### Task
Retype the listing that follows, word for word.

### Records shown

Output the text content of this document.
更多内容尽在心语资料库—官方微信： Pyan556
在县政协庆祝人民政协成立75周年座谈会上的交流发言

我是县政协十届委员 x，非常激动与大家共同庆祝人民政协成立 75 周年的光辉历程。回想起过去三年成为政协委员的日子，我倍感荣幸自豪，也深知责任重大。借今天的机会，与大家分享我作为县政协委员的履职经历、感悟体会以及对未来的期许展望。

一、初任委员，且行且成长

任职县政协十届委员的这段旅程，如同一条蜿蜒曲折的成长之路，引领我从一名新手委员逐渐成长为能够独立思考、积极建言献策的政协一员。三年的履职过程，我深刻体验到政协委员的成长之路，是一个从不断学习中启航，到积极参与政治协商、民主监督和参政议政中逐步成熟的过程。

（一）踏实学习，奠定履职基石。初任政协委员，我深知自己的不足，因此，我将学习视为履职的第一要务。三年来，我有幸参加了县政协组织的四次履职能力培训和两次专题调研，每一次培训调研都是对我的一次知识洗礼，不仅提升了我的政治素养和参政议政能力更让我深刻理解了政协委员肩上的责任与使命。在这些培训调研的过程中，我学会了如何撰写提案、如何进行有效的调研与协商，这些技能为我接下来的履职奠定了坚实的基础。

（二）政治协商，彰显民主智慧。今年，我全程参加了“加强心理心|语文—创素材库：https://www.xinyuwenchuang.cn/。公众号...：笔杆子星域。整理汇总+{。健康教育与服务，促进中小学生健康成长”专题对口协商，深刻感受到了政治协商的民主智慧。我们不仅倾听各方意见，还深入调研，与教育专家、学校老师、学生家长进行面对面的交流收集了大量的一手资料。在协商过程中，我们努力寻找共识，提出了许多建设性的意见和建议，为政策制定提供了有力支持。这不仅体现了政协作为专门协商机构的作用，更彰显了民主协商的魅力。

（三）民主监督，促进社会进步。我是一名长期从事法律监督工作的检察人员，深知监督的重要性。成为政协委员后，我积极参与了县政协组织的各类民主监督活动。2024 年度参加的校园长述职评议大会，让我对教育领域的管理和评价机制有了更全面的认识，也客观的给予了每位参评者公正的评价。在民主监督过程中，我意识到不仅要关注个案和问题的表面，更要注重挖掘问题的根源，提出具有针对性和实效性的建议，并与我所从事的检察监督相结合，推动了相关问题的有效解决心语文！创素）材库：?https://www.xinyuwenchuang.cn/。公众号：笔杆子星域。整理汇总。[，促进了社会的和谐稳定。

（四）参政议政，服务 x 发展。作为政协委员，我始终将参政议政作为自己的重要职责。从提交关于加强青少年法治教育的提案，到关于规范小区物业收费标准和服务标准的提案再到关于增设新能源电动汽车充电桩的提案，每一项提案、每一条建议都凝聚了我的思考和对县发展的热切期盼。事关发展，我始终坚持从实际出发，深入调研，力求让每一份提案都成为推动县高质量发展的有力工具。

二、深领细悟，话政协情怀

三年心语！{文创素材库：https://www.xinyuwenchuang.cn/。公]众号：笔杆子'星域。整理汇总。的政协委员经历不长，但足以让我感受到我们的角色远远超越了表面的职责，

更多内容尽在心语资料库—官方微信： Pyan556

### The output
Output the text content of this document.
更多内容尽在心语资料库—官方微信： Pyan556
在县政协庆祝人民政协成立75周年座谈会上的交流发言

我是县政协十届委员 x，非常激动与大家共同庆祝人民政协成立 75 周年的光辉历程。回想起过去三年成为政协委员的日子，我倍感荣幸自豪，也深知责任重大。借今天的机会，与大家分享我作为县政协委员的履职经历、感悟体会以及对未来的期许展望。

一、初任委员，且行且成长

任职县政协十届委员的这段旅程，如同一条蜿蜒曲折的成长之路，引领我从一名新手委员逐渐成长为能够独立思考、积极建言献策的政协一员。三年的履职过程，我深刻体验到政协委员的成长之路，是一个从不断学习中启航，到积极参与政治协商、民主监督和参政议政中逐步成熟的过程。

（一）踏实学习，奠定履职基石。初任政协委员，我深知自己的不足，因此，我将学习视为履职的第一要务。三年来，我有幸参加了县政协组织的四次履职能力培训和两次专题调研，每一次培训调研都是对我的一次知识洗礼，不仅提升了我的政治素养和参政议政能力更让我深刻理解了政协委员肩上的责任与使命。在这些培训调研的过程中，我学会了如何撰写提案、如何进行有效的调研与协商，这些技能为我接下来的履职奠定了坚实的基础。

（二）政治协商，彰显民主智慧。今年，我全程参加了“加强心理心|语文—创素材库：https://www.xinyuwenchuang.cn/。公众号...：笔杆子星域。整理汇总+{。健康教育与服务，促进中小学生健康成长”专题对口协商，深刻感受到了政治协商的民主智慧。我们不仅倾听各方意见，还深入调研，与教育专家、学校老师、学生家长进行面对面的交流收集了大量的一手资料。在协商过程中，我们努力寻找共识，提出了许多建设性的意见和建议，为政策制定提供了有力支持。这不仅体现了政协作为专门协商机构的作用，更彰显了民主协商的魅力。

（三）民主监督，促进社会进步。我是一名长期从事法律监督工作的检察人员，深知监督的重要性。成为政协委员后，我积极参与了县政协组织的各类民主监督活动。2024 年度参加的校园长述职评议大会，让我对教育领域的管理和评价机制有了更全面的认识，也客观的给予了每位参评者公正的评价。在民主监督过程中，我意识到不仅要关注个案和问题的表面，更要注重挖掘问题的根源，提出具有针对性和实效性的建议，并与我所从事的检察监督相结合，推动了相关问题的有效解决心语文！创素）材库：?https://www.xinyuwenchuang.cn/。公众号：笔杆子星域。整理汇总。[，促进了社会的和谐稳定。

（四）参政议政，服务 x 发展。作为政协委员，我始终将参政议政作为自己的重要职责。从提交关于加强青少年法治教育的提案，到关于规范小区物业收费标准和服务标准的提案再到关于增设新能源电动汽车充电桩的提案，每一项提案、每一条建议都凝聚了我的思考和对县发展的热切期盼。事关发展，我始终坚持从实际出发，深入调研，力求让每一份提案都成为推动县高质量发展的有力工具。

二、深领细悟，话政协情怀

三年心语！{文创素材库：https://www.xinyuwenchuang.cn/。公]众号：笔杆子'星域。整理汇总。的政协委员经历不长，但足以让我感受到我们的角色远远超越了表面的职责，

更多内容尽在心语资料库—官方微信： Pyan556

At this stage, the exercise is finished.